____ PROVIDED DATA

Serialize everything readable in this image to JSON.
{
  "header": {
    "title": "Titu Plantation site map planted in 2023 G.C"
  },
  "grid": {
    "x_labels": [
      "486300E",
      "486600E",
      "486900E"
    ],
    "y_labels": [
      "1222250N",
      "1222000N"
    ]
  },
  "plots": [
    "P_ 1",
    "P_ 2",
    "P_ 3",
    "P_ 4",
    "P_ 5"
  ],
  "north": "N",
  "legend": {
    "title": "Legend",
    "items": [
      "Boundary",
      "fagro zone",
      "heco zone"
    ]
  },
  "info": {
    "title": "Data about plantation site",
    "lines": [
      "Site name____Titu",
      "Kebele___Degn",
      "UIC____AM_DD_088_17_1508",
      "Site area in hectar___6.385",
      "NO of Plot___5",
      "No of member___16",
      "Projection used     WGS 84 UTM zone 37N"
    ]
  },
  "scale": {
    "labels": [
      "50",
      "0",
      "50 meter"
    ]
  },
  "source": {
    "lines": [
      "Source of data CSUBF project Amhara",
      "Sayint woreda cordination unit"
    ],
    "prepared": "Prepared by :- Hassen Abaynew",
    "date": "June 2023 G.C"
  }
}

________
____ PROVIDED DATA

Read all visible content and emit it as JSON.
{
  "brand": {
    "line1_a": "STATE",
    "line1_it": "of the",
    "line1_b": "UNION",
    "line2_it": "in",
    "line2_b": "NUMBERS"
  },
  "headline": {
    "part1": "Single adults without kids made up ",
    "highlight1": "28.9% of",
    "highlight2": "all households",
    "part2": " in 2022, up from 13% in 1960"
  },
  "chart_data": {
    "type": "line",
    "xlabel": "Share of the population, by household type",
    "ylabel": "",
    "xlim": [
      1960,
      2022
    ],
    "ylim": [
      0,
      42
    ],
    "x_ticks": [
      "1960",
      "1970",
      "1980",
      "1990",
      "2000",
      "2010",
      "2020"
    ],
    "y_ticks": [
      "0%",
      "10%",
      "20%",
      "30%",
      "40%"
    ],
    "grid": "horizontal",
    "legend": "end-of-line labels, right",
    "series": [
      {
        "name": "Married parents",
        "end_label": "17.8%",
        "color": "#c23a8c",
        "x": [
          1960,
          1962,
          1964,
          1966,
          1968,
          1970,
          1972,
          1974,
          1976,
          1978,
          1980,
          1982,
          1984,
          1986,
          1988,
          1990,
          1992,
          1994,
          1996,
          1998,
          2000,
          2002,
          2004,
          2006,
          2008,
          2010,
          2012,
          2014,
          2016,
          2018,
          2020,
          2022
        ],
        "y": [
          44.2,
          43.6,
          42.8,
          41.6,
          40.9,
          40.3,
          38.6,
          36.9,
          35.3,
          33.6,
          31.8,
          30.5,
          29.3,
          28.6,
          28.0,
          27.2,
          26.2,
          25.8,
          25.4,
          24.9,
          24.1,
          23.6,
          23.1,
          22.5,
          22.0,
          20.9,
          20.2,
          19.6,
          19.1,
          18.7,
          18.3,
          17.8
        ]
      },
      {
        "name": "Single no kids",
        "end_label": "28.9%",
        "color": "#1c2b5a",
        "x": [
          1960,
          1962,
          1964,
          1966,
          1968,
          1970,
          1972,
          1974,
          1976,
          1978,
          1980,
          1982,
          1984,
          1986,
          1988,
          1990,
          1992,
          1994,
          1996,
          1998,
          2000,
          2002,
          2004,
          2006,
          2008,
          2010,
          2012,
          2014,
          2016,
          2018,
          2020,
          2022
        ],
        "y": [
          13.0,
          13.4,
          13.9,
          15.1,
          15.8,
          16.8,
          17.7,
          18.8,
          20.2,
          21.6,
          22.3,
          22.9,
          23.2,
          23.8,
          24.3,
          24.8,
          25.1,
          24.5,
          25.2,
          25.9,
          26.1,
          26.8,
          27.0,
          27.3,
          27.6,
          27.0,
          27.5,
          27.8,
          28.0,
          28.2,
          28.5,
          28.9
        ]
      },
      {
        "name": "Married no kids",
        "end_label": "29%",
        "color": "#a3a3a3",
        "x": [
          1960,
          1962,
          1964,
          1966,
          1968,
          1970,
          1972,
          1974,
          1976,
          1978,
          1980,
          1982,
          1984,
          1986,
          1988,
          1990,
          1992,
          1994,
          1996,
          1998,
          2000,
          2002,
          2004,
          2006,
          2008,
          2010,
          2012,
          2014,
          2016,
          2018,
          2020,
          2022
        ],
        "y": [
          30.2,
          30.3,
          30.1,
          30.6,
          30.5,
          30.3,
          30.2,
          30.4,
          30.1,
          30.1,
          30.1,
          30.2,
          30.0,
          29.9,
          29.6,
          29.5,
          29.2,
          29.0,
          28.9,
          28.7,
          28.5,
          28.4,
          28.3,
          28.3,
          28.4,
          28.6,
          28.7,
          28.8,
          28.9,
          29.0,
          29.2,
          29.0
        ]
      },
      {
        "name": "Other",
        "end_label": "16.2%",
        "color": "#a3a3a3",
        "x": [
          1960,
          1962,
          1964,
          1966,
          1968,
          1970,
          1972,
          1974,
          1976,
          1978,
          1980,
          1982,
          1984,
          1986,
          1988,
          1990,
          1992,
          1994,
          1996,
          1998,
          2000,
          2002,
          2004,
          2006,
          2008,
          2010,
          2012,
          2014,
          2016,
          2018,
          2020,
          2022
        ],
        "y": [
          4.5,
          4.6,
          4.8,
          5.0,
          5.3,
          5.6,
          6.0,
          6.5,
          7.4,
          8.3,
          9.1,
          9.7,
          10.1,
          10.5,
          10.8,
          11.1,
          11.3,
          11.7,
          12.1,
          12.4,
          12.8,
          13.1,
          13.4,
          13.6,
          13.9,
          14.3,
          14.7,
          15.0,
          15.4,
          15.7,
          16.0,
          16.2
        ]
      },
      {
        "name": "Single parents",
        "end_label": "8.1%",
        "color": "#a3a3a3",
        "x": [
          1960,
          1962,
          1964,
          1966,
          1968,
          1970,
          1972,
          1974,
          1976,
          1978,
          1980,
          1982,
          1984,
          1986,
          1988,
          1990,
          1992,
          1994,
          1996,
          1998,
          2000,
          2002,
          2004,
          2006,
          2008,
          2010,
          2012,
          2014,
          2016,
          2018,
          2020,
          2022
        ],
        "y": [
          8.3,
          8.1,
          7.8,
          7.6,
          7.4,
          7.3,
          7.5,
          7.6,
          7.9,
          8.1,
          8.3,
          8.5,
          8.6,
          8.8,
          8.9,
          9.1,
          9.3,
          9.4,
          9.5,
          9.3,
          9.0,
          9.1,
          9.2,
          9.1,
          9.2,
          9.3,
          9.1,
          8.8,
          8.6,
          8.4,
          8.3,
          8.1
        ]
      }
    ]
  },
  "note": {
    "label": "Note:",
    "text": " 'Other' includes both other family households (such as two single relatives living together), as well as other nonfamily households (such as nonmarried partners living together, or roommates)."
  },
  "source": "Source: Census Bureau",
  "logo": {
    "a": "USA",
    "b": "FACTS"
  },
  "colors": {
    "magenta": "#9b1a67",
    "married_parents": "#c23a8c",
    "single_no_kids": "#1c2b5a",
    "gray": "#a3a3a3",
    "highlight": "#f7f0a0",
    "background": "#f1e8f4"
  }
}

________

> **SHORT TASK**:
Search the lines above for the string "type" and copy each line that has it.

> **SOLUTION FOR THIS EXERCISE**:
    "type": "line",
    "xlabel": "Share of the population, by household type",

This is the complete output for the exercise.